◆ ENTRIES SUPPLIED ◆
— start —

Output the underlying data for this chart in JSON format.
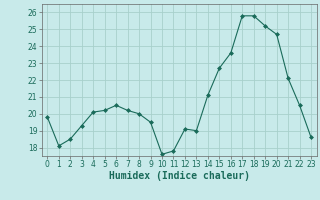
{
  "x": [
    0,
    1,
    2,
    3,
    4,
    5,
    6,
    7,
    8,
    9,
    10,
    11,
    12,
    13,
    14,
    15,
    16,
    17,
    18,
    19,
    20,
    21,
    22,
    23
  ],
  "y": [
    19.8,
    18.1,
    18.5,
    19.3,
    20.1,
    20.2,
    20.5,
    20.2,
    20.0,
    19.5,
    17.6,
    17.8,
    19.1,
    19.0,
    21.1,
    22.7,
    23.6,
    25.8,
    25.8,
    25.2,
    24.7,
    22.1,
    20.5,
    18.6
  ],
  "line_color": "#1a6b5a",
  "marker": "D",
  "marker_size": 2.0,
  "bg_color": "#c8eaea",
  "grid_color": "#a8d0cc",
  "xlabel": "Humidex (Indice chaleur)",
  "ylim": [
    17.5,
    26.5
  ],
  "xlim": [
    -0.5,
    23.5
  ],
  "yticks": [
    18,
    19,
    20,
    21,
    22,
    23,
    24,
    25,
    26
  ],
  "xticks": [
    0,
    1,
    2,
    3,
    4,
    5,
    6,
    7,
    8,
    9,
    10,
    11,
    12,
    13,
    14,
    15,
    16,
    17,
    18,
    19,
    20,
    21,
    22,
    23
  ],
  "tick_fontsize": 5.5,
  "xlabel_fontsize": 7.0
}
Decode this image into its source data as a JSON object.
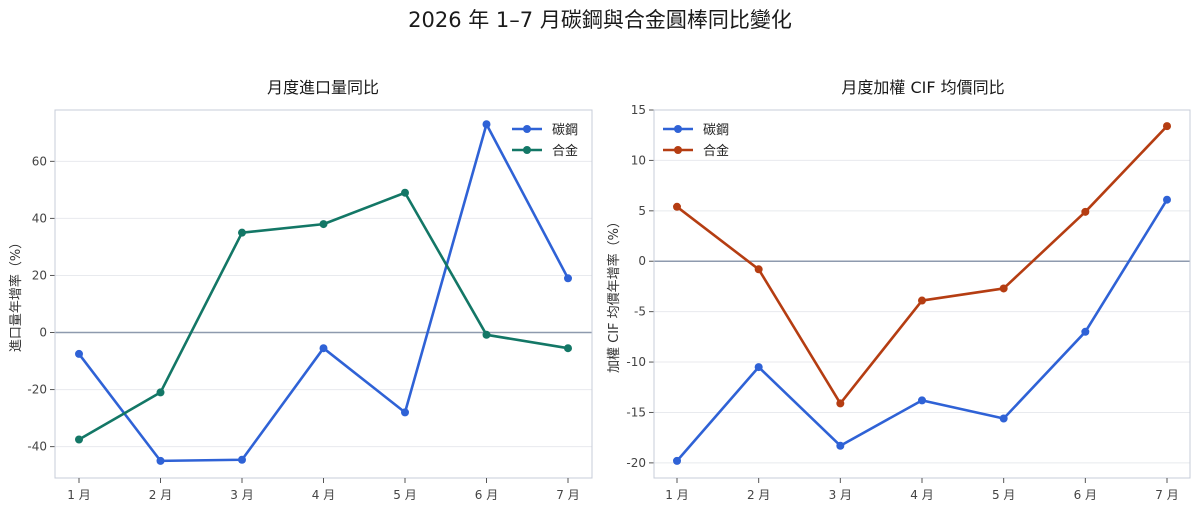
{
  "title": "2026 年 1–7 月碳鋼與合金圓棒同比變化",
  "colors": {
    "carbon_left": "#2f62d6",
    "alloy_left": "#137766",
    "carbon_right": "#2f62d6",
    "alloy_right": "#b53d12",
    "zero_line": "#8e9aae",
    "grid": "#e8eaee",
    "frame": "#c7ccd8"
  },
  "chart_data": [
    {
      "type": "line",
      "title": "月度進口量同比",
      "ylabel": "進口量年增率（%）",
      "categories": [
        "1 月",
        "2 月",
        "3 月",
        "4 月",
        "5 月",
        "6 月",
        "7 月"
      ],
      "ylim": [
        -51,
        78
      ],
      "yticks": [
        -40,
        -20,
        0,
        20,
        40,
        60
      ],
      "legend": "top-right",
      "grid": true,
      "series": [
        {
          "name": "碳鋼",
          "values": [
            -7.5,
            -45.0,
            -44.6,
            -5.5,
            -28.0,
            73.0,
            19.0
          ]
        },
        {
          "name": "合金",
          "values": [
            -37.5,
            -21.0,
            35.0,
            38.0,
            49.0,
            -0.8,
            -5.5
          ]
        }
      ]
    },
    {
      "type": "line",
      "title": "月度加權 CIF 均價同比",
      "ylabel": "加權 CIF 均價年增率（%）",
      "categories": [
        "1 月",
        "2 月",
        "3 月",
        "4 月",
        "5 月",
        "6 月",
        "7 月"
      ],
      "ylim": [
        -21.5,
        15
      ],
      "yticks": [
        -20,
        -15,
        -10,
        -5,
        0,
        5,
        10,
        15
      ],
      "legend": "top-left",
      "grid": true,
      "series": [
        {
          "name": "碳鋼",
          "values": [
            -19.8,
            -10.5,
            -18.3,
            -13.8,
            -15.6,
            -7.0,
            6.1
          ]
        },
        {
          "name": "合金",
          "values": [
            5.4,
            -0.8,
            -14.1,
            -3.9,
            -2.7,
            4.9,
            13.4
          ]
        }
      ]
    }
  ]
}
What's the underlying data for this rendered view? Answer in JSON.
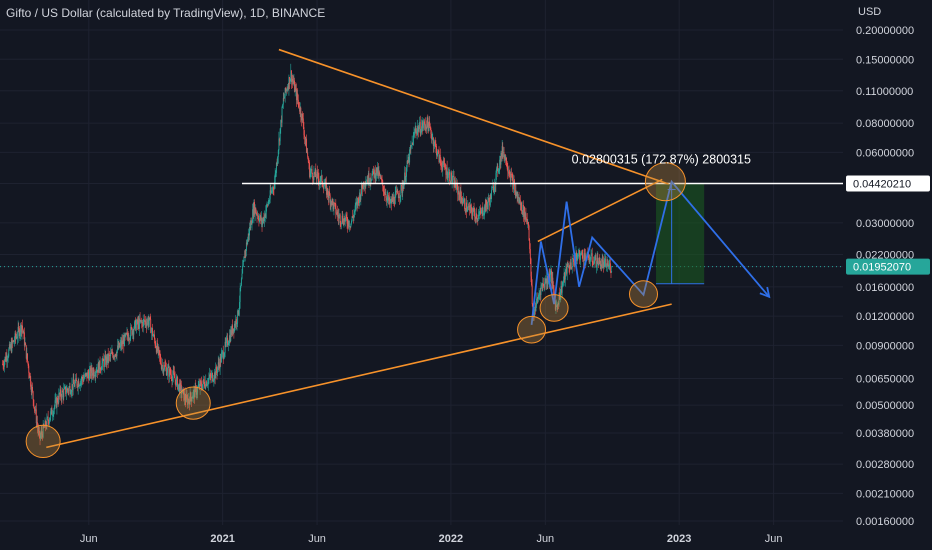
{
  "header": {
    "title": "Gifto / US Dollar (calculated by TradingView), 1D, BINANCE",
    "currency": "USD"
  },
  "chart_data": {
    "type": "candlestick",
    "title": "Gifto / US Dollar (calculated by TradingView), 1D, BINANCE",
    "yscale": "log",
    "ylim": [
      0.0016,
      0.2
    ],
    "y_ticks": [
      "0.20000000",
      "0.15000000",
      "0.11000000",
      "0.08000000",
      "0.06000000",
      "0.04420210",
      "0.03000000",
      "0.02200000",
      "0.01952070",
      "0.01600000",
      "0.01200000",
      "0.00900000",
      "0.00650000",
      "0.00500000",
      "0.00380000",
      "0.00280000",
      "0.00210000",
      "0.00160000"
    ],
    "x_ticks": [
      {
        "label": "Jun",
        "date": "2020-06-01"
      },
      {
        "label": "2021",
        "date": "2021-01-01",
        "bold": true
      },
      {
        "label": "Jun",
        "date": "2021-06-01"
      },
      {
        "label": "2022",
        "date": "2022-01-01",
        "bold": true
      },
      {
        "label": "Jun",
        "date": "2022-06-01"
      },
      {
        "label": "2023",
        "date": "2023-01-01",
        "bold": true
      },
      {
        "label": "Jun",
        "date": "2023-06-01"
      }
    ],
    "xlim": [
      "2020-01-11",
      "2023-09-20"
    ],
    "price_path": [
      [
        "2020-01-15",
        0.0075
      ],
      [
        "2020-02-15",
        0.011
      ],
      [
        "2020-03-14",
        0.0036
      ],
      [
        "2020-04-15",
        0.0055
      ],
      [
        "2020-05-15",
        0.0063
      ],
      [
        "2020-06-15",
        0.0072
      ],
      [
        "2020-07-15",
        0.0085
      ],
      [
        "2020-08-15",
        0.011
      ],
      [
        "2020-09-05",
        0.0115
      ],
      [
        "2020-09-25",
        0.0075
      ],
      [
        "2020-10-15",
        0.0066
      ],
      [
        "2020-11-05",
        0.0052
      ],
      [
        "2020-11-25",
        0.006
      ],
      [
        "2020-12-20",
        0.0068
      ],
      [
        "2021-01-05",
        0.0088
      ],
      [
        "2021-01-25",
        0.012
      ],
      [
        "2021-02-05",
        0.022
      ],
      [
        "2021-02-20",
        0.035
      ],
      [
        "2021-03-05",
        0.03
      ],
      [
        "2021-03-25",
        0.045
      ],
      [
        "2021-04-08",
        0.1
      ],
      [
        "2021-04-20",
        0.13
      ],
      [
        "2021-05-08",
        0.085
      ],
      [
        "2021-05-20",
        0.05
      ],
      [
        "2021-06-10",
        0.045
      ],
      [
        "2021-07-05",
        0.032
      ],
      [
        "2021-07-25",
        0.03
      ],
      [
        "2021-08-15",
        0.045
      ],
      [
        "2021-09-05",
        0.05
      ],
      [
        "2021-09-25",
        0.036
      ],
      [
        "2021-10-15",
        0.042
      ],
      [
        "2021-11-05",
        0.075
      ],
      [
        "2021-11-25",
        0.08
      ],
      [
        "2021-12-15",
        0.055
      ],
      [
        "2022-01-05",
        0.045
      ],
      [
        "2022-01-25",
        0.035
      ],
      [
        "2022-02-15",
        0.032
      ],
      [
        "2022-03-05",
        0.038
      ],
      [
        "2022-03-25",
        0.062
      ],
      [
        "2022-04-15",
        0.04
      ],
      [
        "2022-05-05",
        0.03
      ],
      [
        "2022-05-12",
        0.012
      ],
      [
        "2022-05-25",
        0.016
      ],
      [
        "2022-06-10",
        0.018
      ],
      [
        "2022-06-18",
        0.013
      ],
      [
        "2022-07-05",
        0.019
      ],
      [
        "2022-07-25",
        0.022
      ],
      [
        "2022-08-15",
        0.021
      ],
      [
        "2022-09-01",
        0.02
      ],
      [
        "2022-09-15",
        0.0195
      ]
    ],
    "last_price": "0.01952070",
    "level_price": "0.04420210",
    "measure_label": "0.02800315 (172.87%) 2800315",
    "colors": {
      "background": "#131722",
      "grid": "#1e2230",
      "up": "#26a69a",
      "down": "#ef5350",
      "orange": "#f7922a",
      "blue": "#2f6fe8",
      "white": "#ffffff",
      "last_label_bg": "#26a69a",
      "measure_fill": "#1b5e20"
    },
    "annotations": {
      "orange_upper_line": [
        [
          "2021-04-01",
          0.165
        ],
        [
          "2022-12-15",
          0.044
        ]
      ],
      "orange_lower_line": [
        [
          "2020-03-25",
          0.0033
        ],
        [
          "2022-12-20",
          0.0135
        ]
      ],
      "orange_short_line": [
        [
          "2022-05-20",
          0.025
        ],
        [
          "2022-12-05",
          0.046
        ]
      ],
      "white_level": [
        [
          "2021-02-01",
          0.0442
        ],
        [
          "2023-09-20",
          0.0442
        ]
      ],
      "blue_path": [
        [
          "2022-05-10",
          0.011
        ],
        [
          "2022-05-25",
          0.025
        ],
        [
          "2022-06-15",
          0.0135
        ],
        [
          "2022-07-05",
          0.037
        ],
        [
          "2022-07-25",
          0.016
        ],
        [
          "2022-08-15",
          0.026
        ],
        [
          "2022-11-05",
          0.0148
        ],
        [
          "2022-12-20",
          0.045
        ],
        [
          "2023-05-25",
          0.0145
        ]
      ],
      "circles": [
        [
          "2020-03-20",
          0.0035
        ],
        [
          "2020-11-15",
          0.0051
        ],
        [
          "2022-05-10",
          0.0105
        ],
        [
          "2022-06-15",
          0.013
        ],
        [
          "2022-11-05",
          0.0149
        ],
        [
          "2022-12-10",
          0.045
        ]
      ],
      "measure_rect": [
        [
          "2022-11-25",
          0.0165
        ],
        [
          "2023-02-10",
          0.0442
        ]
      ],
      "measure_line_x": "2022-12-20"
    }
  }
}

— end —

◆ PROBLEM STATEMENT ◆
Copy out all lines from the material above that contain the string "underlying".

◆ OUTPUT FOR THIS TASK ◆
Output the underlying data for this chart in JSON format.
What's the underlying data for this rendered view? Answer in JSON.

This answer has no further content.